Skip to content

Benchmarks & Leaderboard

RLM Code includes a complete benchmarking and evaluation framework designed for research reproducibility and systematic performance tracking. The system provides 10 preset benchmark suites covering 33+ test cases, a multi-metric leaderboard for ranking and comparison, and session replay with full time-travel debugging.


Architecture

flowchart TD
    Presets["Preset Benchmarks\n(10 suites, 33+ cases)"] --> Runner["RLMRunner\n.run_benchmark()"]
    YAML["Custom YAML Packs"] --> Runner
    Runner --> Results["Benchmark Results\n(JSON)"]
    Runner --> JSONL["Step Traces\n(JSONL)"]
    Results --> LB["Leaderboard\n(ranking, statistics)"]
    JSONL --> Replay["Session Replay\n(time-travel debugging)"]
    LB --> Export["Export\n(JSON / CSV / Markdown / Rich)"]
    Replay --> Compare["Session Comparison\n(diff two runs)"]

Key Components

Preset Benchmarks

10 built-in benchmark suites that cover the full spectrum of RLM capabilities:

Category Presets Total Cases Focus
DSPy dspy_quick, dspy_extended 8 DSPy coding loop: signatures, modules, tests
Generic generic_smoke 2 Basic Python execution and error recovery
Pure RLM pure_rlm_smoke, pure_rlm_context 7 Paper-compliant mode, context-as-variable
Advanced deep_recursion, paradigm_comparison 6 Depth > 1 recursion, cross-paradigm comparison
Paper-Compatible oolong_style, browsecomp_style, token_efficiency 10 OOLONG, BrowseComp-Plus, token efficiency

See Preset Benchmarks for full details on every suite and case.

Multi-Metric Leaderboard

The leaderboard aggregates results from all benchmark runs and ranks them across 7 metrics:

Metric Direction Description
REWARD Higher is better Average cumulative reward
COMPLETION_RATE Higher is better Percentage of completed runs
STEPS Lower is better Average steps to completion
TOKENS Lower is better Total tokens consumed
COST Lower is better Estimated cost in USD
DURATION Lower is better Execution time in seconds
EFFICIENCY Higher is better Reward per 1000 tokens

See Leaderboard for filtering, statistics, aggregation, and export.

### TASKS FOR THIS EXERCISE
a) Duplicate the benchmarks page from "The leaderboard aggregates" up to and including "aggregation, and export.".
b) Answer these from the benchmarks page:
(i) How many metrics does the leaderboard rank results across?
(ii) Which preset makes up the Generic category, and how many cases does it have?
(iii) What does the EFFICIENCY metric measure?
c) According to the benchmarks page, what is the benchmarking and evaluation framework in RLM Code designed for? Answer in one to three sentences.
The entries that follow have no connection to the benchmarks page.

### DATASET RECORDS
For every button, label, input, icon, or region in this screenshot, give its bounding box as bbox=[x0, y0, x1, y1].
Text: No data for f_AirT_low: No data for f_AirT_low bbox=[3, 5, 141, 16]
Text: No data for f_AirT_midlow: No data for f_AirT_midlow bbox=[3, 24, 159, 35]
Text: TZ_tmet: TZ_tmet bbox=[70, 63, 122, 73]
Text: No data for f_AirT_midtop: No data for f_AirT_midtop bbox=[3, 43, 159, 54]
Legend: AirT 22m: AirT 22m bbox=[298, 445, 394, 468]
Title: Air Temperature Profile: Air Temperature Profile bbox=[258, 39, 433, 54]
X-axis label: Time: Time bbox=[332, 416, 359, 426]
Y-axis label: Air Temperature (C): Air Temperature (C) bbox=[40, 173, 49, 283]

### TASK RESPONSES
a)
The leaderboard aggregates results from all benchmark runs and ranks them across 7 metrics:

Metric Direction Description
REWARD Higher is better Average cumulative reward
COMPLETION_RATE Higher is better Percentage of completed runs
STEPS Lower is better Average steps to completion
TOKENS Lower is better Total tokens consumed
COST Lower is better Estimated cost in USD
DURATION Lower is better Execution time in seconds
EFFICIENCY Higher is better Reward per 1000 tokens

See Leaderboard for filtering, statistics, aggregation, and export.

b)
(i) 7 metrics.
(ii) generic_smoke, with 2 cases.
(iii) Reward per 1000 tokens.

c) It is designed for research reproducibility and systematic performance tracking. To serve that, it provides 10 preset benchmark suites covering 33+ test cases, a multi-metric leaderboard for ranking and comparison, and session replay with full time-travel debugging.